Wherever a line holds the word "memory", copy that line out.

[Stored records]
▬▬▬▬▬▬▬▬▬▬

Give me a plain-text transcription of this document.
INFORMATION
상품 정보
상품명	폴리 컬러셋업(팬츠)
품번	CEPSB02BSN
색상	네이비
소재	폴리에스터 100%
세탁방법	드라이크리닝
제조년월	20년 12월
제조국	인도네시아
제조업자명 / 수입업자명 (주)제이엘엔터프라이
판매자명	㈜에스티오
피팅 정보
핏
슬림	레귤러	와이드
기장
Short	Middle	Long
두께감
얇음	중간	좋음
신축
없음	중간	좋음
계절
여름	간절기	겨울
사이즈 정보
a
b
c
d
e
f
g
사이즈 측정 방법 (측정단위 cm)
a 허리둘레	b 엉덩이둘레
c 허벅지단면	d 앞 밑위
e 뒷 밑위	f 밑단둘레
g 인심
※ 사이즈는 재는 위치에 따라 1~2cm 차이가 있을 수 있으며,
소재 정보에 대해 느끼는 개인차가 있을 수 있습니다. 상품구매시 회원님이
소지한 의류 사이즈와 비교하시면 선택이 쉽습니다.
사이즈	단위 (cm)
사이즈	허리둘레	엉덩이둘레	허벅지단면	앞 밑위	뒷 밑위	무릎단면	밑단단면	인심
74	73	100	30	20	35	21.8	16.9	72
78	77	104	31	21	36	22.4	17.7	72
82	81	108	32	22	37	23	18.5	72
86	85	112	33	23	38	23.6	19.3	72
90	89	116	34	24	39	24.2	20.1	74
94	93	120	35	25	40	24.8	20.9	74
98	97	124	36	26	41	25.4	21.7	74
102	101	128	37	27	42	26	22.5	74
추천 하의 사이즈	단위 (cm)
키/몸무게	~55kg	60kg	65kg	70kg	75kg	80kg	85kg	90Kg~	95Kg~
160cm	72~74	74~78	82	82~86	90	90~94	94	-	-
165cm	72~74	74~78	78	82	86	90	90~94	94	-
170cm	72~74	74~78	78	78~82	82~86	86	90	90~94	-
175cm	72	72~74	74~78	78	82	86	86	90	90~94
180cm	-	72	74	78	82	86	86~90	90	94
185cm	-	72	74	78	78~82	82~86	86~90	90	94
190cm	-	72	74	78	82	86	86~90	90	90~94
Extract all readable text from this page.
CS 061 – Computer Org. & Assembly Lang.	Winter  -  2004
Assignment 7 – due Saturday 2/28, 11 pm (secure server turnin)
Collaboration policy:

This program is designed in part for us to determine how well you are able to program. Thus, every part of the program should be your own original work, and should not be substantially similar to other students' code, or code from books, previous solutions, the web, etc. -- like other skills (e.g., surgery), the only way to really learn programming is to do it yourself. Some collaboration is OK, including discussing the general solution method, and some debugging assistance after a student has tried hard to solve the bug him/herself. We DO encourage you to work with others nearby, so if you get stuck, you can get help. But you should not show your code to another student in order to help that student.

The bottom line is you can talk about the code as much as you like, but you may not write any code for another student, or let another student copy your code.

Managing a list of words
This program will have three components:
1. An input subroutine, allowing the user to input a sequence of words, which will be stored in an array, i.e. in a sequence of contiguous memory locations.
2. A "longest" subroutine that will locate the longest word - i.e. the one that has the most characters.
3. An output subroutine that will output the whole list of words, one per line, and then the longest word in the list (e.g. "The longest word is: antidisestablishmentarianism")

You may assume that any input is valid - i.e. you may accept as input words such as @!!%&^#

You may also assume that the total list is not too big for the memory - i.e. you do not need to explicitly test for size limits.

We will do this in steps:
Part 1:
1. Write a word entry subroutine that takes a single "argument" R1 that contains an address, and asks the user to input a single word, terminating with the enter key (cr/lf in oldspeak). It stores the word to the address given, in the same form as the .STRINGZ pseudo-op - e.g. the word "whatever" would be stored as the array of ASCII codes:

▬▬▬▬▬▬▬▬▬▬

■ OUTPUT OF THE EXERCISE ■
1. An input subroutine, allowing the user to input a sequence of words, which will be stored in an array, i.e. in a sequence of contiguous memory locations.
You may also assume that the total list is not too big for the memory - i.e. you do not need to explicitly test for size limits.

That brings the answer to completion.